EXERCISE OBJECTIVE: Below are some records. Say in a single number how many of their lines include the word "mzapete".

Data entries:

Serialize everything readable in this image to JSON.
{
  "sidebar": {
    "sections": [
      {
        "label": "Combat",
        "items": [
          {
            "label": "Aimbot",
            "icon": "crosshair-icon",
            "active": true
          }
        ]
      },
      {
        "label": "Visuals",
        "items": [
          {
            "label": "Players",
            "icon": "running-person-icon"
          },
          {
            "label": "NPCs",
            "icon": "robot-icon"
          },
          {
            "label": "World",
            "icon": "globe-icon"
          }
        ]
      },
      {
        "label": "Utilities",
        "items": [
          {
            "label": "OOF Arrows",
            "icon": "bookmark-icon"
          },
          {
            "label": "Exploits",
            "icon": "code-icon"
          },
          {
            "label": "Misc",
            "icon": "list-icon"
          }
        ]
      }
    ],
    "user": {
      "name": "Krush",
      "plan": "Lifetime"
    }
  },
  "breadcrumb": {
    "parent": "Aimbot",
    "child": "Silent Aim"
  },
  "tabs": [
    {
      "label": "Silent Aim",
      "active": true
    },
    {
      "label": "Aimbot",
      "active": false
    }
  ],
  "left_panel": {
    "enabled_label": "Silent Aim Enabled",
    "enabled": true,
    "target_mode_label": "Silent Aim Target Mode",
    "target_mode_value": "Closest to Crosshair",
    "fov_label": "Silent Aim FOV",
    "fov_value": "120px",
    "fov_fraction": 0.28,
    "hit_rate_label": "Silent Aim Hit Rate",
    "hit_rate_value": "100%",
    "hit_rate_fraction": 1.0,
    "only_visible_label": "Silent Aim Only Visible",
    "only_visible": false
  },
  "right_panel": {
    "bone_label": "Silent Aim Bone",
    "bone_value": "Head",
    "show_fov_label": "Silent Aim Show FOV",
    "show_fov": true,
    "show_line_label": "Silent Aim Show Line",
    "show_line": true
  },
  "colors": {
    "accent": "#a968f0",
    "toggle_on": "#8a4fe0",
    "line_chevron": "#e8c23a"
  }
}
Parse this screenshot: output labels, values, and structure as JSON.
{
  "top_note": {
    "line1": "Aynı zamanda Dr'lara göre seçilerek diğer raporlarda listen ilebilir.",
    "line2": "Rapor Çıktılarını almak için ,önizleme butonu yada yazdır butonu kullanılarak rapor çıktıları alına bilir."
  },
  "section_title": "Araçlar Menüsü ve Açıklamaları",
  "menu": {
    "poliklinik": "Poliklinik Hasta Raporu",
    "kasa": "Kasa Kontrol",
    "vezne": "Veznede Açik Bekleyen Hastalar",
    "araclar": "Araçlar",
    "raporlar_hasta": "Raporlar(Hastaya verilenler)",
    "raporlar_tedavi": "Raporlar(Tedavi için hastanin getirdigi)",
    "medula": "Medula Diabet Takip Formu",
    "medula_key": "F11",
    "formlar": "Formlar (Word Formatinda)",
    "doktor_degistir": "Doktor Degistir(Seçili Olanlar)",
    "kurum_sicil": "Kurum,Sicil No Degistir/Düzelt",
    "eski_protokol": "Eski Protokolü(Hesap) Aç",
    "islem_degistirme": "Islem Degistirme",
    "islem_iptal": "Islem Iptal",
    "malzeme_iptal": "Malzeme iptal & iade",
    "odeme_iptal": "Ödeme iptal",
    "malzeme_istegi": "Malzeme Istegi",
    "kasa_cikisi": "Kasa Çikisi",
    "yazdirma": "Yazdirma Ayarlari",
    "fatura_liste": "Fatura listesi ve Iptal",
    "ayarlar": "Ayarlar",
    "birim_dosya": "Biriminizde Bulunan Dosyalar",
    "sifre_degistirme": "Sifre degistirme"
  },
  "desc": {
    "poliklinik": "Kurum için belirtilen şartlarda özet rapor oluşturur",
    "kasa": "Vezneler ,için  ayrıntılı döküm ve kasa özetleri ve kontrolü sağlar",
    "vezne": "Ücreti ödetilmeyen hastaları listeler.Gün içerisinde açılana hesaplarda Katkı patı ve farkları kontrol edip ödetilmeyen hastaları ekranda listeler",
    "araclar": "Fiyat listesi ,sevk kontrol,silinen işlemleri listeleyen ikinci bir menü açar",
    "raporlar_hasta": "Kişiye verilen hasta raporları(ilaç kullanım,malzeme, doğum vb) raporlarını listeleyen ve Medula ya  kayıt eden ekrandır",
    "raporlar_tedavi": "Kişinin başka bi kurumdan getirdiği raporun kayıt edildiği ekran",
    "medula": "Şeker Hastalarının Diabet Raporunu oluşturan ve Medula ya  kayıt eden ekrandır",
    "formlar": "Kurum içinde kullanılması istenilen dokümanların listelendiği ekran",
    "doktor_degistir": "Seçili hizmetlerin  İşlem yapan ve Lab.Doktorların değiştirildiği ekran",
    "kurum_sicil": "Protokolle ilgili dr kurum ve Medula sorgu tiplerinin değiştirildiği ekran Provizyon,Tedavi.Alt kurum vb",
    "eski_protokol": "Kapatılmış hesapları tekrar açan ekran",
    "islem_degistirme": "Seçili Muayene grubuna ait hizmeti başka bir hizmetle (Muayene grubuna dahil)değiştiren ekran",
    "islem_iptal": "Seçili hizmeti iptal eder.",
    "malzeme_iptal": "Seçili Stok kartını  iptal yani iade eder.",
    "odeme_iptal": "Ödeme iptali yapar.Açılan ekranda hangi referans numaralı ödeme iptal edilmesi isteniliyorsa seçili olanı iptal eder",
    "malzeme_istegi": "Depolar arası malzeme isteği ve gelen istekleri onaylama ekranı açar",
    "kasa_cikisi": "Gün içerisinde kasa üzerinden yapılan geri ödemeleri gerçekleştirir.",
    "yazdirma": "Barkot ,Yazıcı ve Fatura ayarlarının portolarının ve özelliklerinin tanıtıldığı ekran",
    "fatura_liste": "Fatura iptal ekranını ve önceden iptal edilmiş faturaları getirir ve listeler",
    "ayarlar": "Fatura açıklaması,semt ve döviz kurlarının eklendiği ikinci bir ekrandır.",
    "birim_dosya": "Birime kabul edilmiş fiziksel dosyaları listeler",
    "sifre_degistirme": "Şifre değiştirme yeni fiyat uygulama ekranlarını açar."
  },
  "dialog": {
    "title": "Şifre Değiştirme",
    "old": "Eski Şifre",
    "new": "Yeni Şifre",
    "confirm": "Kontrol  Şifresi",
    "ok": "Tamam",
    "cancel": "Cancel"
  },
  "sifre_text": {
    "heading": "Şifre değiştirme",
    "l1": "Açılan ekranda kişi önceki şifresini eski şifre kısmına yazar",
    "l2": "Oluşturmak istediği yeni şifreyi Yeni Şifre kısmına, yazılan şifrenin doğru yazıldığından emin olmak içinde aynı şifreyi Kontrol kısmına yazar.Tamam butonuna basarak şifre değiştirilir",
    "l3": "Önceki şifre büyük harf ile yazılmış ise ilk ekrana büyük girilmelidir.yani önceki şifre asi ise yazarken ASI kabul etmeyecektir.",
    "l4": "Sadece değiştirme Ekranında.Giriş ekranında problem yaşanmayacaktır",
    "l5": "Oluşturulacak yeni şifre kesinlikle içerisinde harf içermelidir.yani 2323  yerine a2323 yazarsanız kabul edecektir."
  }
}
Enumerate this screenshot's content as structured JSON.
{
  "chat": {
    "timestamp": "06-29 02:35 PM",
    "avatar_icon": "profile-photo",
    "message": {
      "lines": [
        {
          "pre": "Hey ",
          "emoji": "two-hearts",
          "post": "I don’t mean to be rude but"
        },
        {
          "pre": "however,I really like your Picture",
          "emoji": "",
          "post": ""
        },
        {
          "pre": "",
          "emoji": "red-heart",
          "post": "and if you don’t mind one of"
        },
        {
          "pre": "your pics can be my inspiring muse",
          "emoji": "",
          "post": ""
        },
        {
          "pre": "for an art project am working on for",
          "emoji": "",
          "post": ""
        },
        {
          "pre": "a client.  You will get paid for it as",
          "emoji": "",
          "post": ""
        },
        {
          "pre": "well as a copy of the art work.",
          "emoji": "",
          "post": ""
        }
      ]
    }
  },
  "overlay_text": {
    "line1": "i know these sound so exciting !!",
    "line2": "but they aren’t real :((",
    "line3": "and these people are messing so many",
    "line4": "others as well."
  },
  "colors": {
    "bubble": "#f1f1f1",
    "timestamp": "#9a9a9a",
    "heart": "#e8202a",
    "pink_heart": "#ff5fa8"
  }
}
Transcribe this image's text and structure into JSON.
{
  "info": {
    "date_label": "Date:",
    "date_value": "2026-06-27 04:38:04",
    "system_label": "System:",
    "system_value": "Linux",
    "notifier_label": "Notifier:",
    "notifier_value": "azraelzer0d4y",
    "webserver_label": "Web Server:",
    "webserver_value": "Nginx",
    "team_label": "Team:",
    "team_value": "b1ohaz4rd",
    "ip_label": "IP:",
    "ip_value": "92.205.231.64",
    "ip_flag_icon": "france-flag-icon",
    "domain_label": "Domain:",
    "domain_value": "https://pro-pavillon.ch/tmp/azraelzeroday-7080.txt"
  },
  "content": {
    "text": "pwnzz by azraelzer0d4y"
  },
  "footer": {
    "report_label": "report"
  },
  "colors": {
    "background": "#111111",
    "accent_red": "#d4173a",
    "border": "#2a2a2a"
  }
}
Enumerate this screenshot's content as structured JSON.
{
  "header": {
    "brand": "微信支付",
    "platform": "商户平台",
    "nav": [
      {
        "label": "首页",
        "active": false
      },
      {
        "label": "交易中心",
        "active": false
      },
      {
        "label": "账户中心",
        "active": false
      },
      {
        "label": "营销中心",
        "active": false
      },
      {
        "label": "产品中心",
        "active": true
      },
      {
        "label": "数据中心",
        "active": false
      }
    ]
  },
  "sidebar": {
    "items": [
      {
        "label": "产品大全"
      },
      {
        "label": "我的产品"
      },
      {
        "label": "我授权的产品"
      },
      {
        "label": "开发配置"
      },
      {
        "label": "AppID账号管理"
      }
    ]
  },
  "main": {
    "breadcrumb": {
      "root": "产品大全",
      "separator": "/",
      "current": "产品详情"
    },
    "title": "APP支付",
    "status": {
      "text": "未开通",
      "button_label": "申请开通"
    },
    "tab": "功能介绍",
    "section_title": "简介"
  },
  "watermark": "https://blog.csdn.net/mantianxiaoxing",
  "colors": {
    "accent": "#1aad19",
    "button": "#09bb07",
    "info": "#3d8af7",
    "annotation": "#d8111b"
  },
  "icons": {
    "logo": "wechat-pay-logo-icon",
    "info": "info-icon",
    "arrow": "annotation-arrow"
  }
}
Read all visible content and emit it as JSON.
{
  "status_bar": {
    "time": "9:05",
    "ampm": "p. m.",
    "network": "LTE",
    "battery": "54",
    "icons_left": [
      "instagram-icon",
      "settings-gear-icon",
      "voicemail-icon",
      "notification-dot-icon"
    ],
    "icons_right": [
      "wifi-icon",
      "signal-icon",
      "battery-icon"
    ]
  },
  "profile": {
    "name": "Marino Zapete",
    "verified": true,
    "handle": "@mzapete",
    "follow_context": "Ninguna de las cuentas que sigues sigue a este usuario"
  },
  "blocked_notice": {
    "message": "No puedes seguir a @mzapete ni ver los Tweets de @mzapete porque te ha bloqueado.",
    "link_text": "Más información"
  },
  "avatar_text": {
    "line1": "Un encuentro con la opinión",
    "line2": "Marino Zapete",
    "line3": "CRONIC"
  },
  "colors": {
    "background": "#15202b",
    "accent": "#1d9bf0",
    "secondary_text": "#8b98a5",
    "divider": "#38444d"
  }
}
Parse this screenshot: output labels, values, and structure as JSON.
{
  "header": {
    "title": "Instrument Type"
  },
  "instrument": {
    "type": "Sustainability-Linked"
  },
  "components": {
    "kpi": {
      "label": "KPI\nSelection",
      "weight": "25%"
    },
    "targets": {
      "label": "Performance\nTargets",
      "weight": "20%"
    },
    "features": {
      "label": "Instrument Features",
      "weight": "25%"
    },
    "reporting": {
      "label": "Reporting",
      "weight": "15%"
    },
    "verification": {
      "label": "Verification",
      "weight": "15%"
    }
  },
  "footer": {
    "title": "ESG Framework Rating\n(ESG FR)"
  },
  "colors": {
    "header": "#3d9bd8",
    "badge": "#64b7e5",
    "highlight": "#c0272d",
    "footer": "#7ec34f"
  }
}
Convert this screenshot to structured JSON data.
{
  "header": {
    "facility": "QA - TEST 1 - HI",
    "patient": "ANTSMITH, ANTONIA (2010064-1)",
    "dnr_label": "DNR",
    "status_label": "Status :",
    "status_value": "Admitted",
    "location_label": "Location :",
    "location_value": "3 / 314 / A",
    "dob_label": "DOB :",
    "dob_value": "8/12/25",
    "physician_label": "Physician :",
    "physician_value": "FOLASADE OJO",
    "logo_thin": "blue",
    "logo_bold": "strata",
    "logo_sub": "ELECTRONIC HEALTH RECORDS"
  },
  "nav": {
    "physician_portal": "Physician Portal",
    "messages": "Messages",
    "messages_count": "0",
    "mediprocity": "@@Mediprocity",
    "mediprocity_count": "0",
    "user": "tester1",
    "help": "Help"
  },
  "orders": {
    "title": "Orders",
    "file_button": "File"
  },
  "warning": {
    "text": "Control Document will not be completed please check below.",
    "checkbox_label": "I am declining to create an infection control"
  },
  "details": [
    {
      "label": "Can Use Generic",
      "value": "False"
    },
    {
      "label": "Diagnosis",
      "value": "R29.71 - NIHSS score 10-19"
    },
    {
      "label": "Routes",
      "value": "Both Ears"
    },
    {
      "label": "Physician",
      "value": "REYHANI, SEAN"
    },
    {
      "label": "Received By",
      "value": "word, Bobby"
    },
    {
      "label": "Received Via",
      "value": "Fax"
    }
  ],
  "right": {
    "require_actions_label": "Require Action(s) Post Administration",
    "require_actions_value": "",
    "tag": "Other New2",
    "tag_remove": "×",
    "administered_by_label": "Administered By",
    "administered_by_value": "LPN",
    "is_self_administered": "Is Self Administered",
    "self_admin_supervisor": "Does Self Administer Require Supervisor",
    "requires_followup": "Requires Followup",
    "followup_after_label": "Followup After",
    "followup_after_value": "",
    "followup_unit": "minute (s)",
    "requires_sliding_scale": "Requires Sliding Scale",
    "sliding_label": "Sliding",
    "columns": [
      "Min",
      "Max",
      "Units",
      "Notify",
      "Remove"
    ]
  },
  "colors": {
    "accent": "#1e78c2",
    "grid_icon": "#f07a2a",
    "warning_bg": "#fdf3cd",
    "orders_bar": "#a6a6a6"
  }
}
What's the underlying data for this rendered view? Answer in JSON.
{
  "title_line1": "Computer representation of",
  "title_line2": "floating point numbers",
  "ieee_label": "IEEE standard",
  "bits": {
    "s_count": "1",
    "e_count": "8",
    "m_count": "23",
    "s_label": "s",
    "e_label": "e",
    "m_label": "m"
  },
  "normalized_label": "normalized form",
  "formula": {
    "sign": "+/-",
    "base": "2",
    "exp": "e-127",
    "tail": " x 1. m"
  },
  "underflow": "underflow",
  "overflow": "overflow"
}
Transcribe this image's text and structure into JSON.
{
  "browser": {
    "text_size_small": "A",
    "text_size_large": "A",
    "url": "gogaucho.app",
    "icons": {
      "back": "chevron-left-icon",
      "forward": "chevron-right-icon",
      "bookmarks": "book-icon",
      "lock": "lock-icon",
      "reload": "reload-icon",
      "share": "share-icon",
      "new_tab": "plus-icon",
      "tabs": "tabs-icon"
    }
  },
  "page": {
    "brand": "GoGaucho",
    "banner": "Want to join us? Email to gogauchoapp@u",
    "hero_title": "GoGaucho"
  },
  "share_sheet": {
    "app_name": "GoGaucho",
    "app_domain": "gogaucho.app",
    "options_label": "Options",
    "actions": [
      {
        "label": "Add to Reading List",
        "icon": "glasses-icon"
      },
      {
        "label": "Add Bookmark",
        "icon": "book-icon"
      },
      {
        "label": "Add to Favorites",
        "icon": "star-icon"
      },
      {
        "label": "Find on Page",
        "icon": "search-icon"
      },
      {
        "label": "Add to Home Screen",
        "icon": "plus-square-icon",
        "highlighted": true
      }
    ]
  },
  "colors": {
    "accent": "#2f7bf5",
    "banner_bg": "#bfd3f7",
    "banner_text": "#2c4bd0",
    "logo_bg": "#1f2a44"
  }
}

RESULT FOR THIS TASK: 2